• WHAT YOU NEED TO DO: Search the material for the string "Japanese", then return every line where it is found.

• Excerpts from a figure dataset:
·····

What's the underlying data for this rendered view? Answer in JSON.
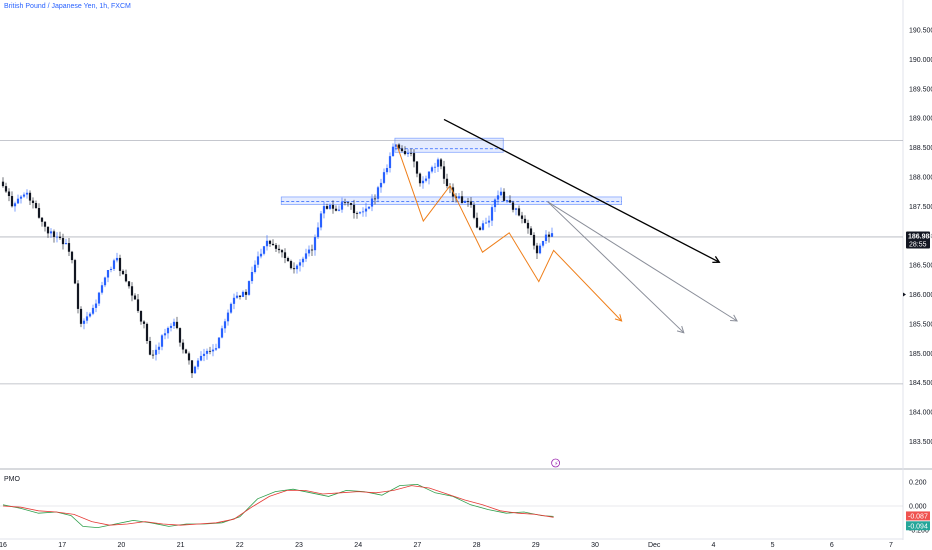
{
  "header": {
    "symbol_title": "British Pound / Japanese Yen, 1h, FXCM"
  },
  "indicator": {
    "label": "PMO"
  },
  "colors": {
    "up": "#2962ff",
    "down": "#131722",
    "grid": "#e0e3eb",
    "orange": "#ef7f1a",
    "gray": "#8a8e99",
    "black": "#000000",
    "zone": "#2962ff",
    "pmo": "#2e9e4b",
    "signal": "#e53935",
    "badge_green": "#26a69a",
    "badge_red": "#ef5350"
  },
  "chart_data": {
    "type": "candlestick",
    "title": "British Pound / Japanese Yen, 1h, FXCM",
    "y_ticks": [
      "190.500",
      "190.000",
      "189.500",
      "189.000",
      "188.500",
      "188.000",
      "187.500",
      "187.000",
      "186.500",
      "186.000",
      "185.500",
      "185.000",
      "184.500",
      "184.000",
      "183.500"
    ],
    "ylim": [
      183.3,
      190.9
    ],
    "x_ticks": [
      "16",
      "17",
      "20",
      "21",
      "22",
      "23",
      "24",
      "27",
      "28",
      "29",
      "30",
      "Dec",
      "4",
      "5",
      "6",
      "7"
    ],
    "current_price": {
      "price": "186.988",
      "countdown": "28:55"
    },
    "horizontal_levels": [
      188.62,
      186.98,
      184.48
    ],
    "zones": [
      {
        "from_day": 6.62,
        "to_day": 8.45,
        "lo": 188.42,
        "hi": 188.66,
        "mid": 188.48
      },
      {
        "from_day": 4.7,
        "to_day": 10.45,
        "lo": 187.53,
        "hi": 187.66,
        "mid": 187.58
      }
    ],
    "series": [
      {
        "name": "GBPJPY 1h",
        "path_points": [
          [
            0,
            187.92
          ],
          [
            0.2,
            187.55
          ],
          [
            0.45,
            187.72
          ],
          [
            0.65,
            187.35
          ],
          [
            0.8,
            187.08
          ],
          [
            1.0,
            186.98
          ],
          [
            1.2,
            186.72
          ],
          [
            1.35,
            185.45
          ],
          [
            1.55,
            185.7
          ],
          [
            1.75,
            186.2
          ],
          [
            1.95,
            186.65
          ],
          [
            2.1,
            186.25
          ],
          [
            2.25,
            185.95
          ],
          [
            2.45,
            185.4
          ],
          [
            2.55,
            184.85
          ],
          [
            2.75,
            185.32
          ],
          [
            2.95,
            185.5
          ],
          [
            3.1,
            185.05
          ],
          [
            3.25,
            184.7
          ],
          [
            3.45,
            185.0
          ],
          [
            3.65,
            185.12
          ],
          [
            3.8,
            185.6
          ],
          [
            3.95,
            186.0
          ],
          [
            4.15,
            186.0
          ],
          [
            4.3,
            186.5
          ],
          [
            4.5,
            186.95
          ],
          [
            4.75,
            186.75
          ],
          [
            4.95,
            186.45
          ],
          [
            5.1,
            186.55
          ],
          [
            5.3,
            186.82
          ],
          [
            5.45,
            187.55
          ],
          [
            5.65,
            187.45
          ],
          [
            5.85,
            187.55
          ],
          [
            6.05,
            187.35
          ],
          [
            6.2,
            187.42
          ],
          [
            6.35,
            187.72
          ],
          [
            6.5,
            188.1
          ],
          [
            6.65,
            188.55
          ],
          [
            6.8,
            188.45
          ],
          [
            6.95,
            188.38
          ],
          [
            7.1,
            187.85
          ],
          [
            7.25,
            188.05
          ],
          [
            7.4,
            188.25
          ],
          [
            7.5,
            188.0
          ],
          [
            7.65,
            187.7
          ],
          [
            7.8,
            187.6
          ],
          [
            7.95,
            187.5
          ],
          [
            8.05,
            187.12
          ],
          [
            8.25,
            187.25
          ],
          [
            8.4,
            187.75
          ],
          [
            8.55,
            187.62
          ],
          [
            8.7,
            187.45
          ],
          [
            8.8,
            187.28
          ],
          [
            8.95,
            187.05
          ],
          [
            9.05,
            186.72
          ],
          [
            9.2,
            186.95
          ],
          [
            9.3,
            187.05
          ]
        ]
      }
    ],
    "projections": [
      {
        "color": "orange",
        "points": [
          [
            6.65,
            188.55
          ],
          [
            7.1,
            187.25
          ],
          [
            7.55,
            187.85
          ],
          [
            8.1,
            186.72
          ],
          [
            8.55,
            187.05
          ],
          [
            9.05,
            186.22
          ],
          [
            9.3,
            186.75
          ],
          [
            10.45,
            185.55
          ]
        ]
      },
      {
        "color": "gray",
        "points": [
          [
            9.2,
            187.58
          ],
          [
            11.5,
            185.35
          ]
        ]
      },
      {
        "color": "gray",
        "points": [
          [
            9.2,
            187.58
          ],
          [
            12.4,
            185.55
          ]
        ]
      },
      {
        "color": "black",
        "points": [
          [
            7.45,
            188.98
          ],
          [
            12.1,
            186.55
          ]
        ]
      }
    ],
    "pmo": {
      "yticks": [
        "0.200",
        "0.000",
        "-0.200"
      ],
      "ylim": [
        -0.26,
        0.24
      ],
      "pmo_values": [
        [
          0,
          0.01
        ],
        [
          0.3,
          -0.02
        ],
        [
          0.6,
          -0.06
        ],
        [
          0.9,
          -0.05
        ],
        [
          1.15,
          -0.08
        ],
        [
          1.35,
          -0.17
        ],
        [
          1.6,
          -0.18
        ],
        [
          1.9,
          -0.15
        ],
        [
          2.2,
          -0.12
        ],
        [
          2.5,
          -0.14
        ],
        [
          2.8,
          -0.17
        ],
        [
          3.1,
          -0.15
        ],
        [
          3.4,
          -0.15
        ],
        [
          3.7,
          -0.14
        ],
        [
          4.0,
          -0.09
        ],
        [
          4.3,
          0.06
        ],
        [
          4.6,
          0.12
        ],
        [
          4.9,
          0.14
        ],
        [
          5.2,
          0.11
        ],
        [
          5.5,
          0.08
        ],
        [
          5.8,
          0.13
        ],
        [
          6.1,
          0.12
        ],
        [
          6.4,
          0.09
        ],
        [
          6.7,
          0.17
        ],
        [
          7.0,
          0.18
        ],
        [
          7.3,
          0.11
        ],
        [
          7.6,
          0.08
        ],
        [
          7.9,
          0.01
        ],
        [
          8.2,
          -0.03
        ],
        [
          8.5,
          -0.06
        ],
        [
          8.8,
          -0.05
        ],
        [
          9.1,
          -0.08
        ],
        [
          9.3,
          -0.087
        ]
      ],
      "signal_values": [
        [
          0,
          0.0
        ],
        [
          0.3,
          -0.01
        ],
        [
          0.6,
          -0.04
        ],
        [
          0.9,
          -0.05
        ],
        [
          1.2,
          -0.07
        ],
        [
          1.5,
          -0.13
        ],
        [
          1.8,
          -0.16
        ],
        [
          2.1,
          -0.15
        ],
        [
          2.4,
          -0.13
        ],
        [
          2.7,
          -0.15
        ],
        [
          3.0,
          -0.16
        ],
        [
          3.3,
          -0.15
        ],
        [
          3.6,
          -0.14
        ],
        [
          3.9,
          -0.11
        ],
        [
          4.2,
          -0.01
        ],
        [
          4.5,
          0.08
        ],
        [
          4.8,
          0.13
        ],
        [
          5.1,
          0.13
        ],
        [
          5.4,
          0.1
        ],
        [
          5.7,
          0.11
        ],
        [
          6.0,
          0.12
        ],
        [
          6.3,
          0.11
        ],
        [
          6.6,
          0.13
        ],
        [
          6.9,
          0.17
        ],
        [
          7.2,
          0.15
        ],
        [
          7.5,
          0.1
        ],
        [
          7.8,
          0.05
        ],
        [
          8.1,
          0.01
        ],
        [
          8.4,
          -0.04
        ],
        [
          8.7,
          -0.06
        ],
        [
          9.0,
          -0.07
        ],
        [
          9.3,
          -0.094
        ]
      ],
      "last_pmo": "-0.087",
      "last_signal": "-0.094"
    }
  }
}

·····

• RIGHT ANSWER:
    "symbol_title": "British Pound / Japanese Yen, 1h, FXCM"
    "title": "British Pound / Japanese Yen, 1h, FXCM",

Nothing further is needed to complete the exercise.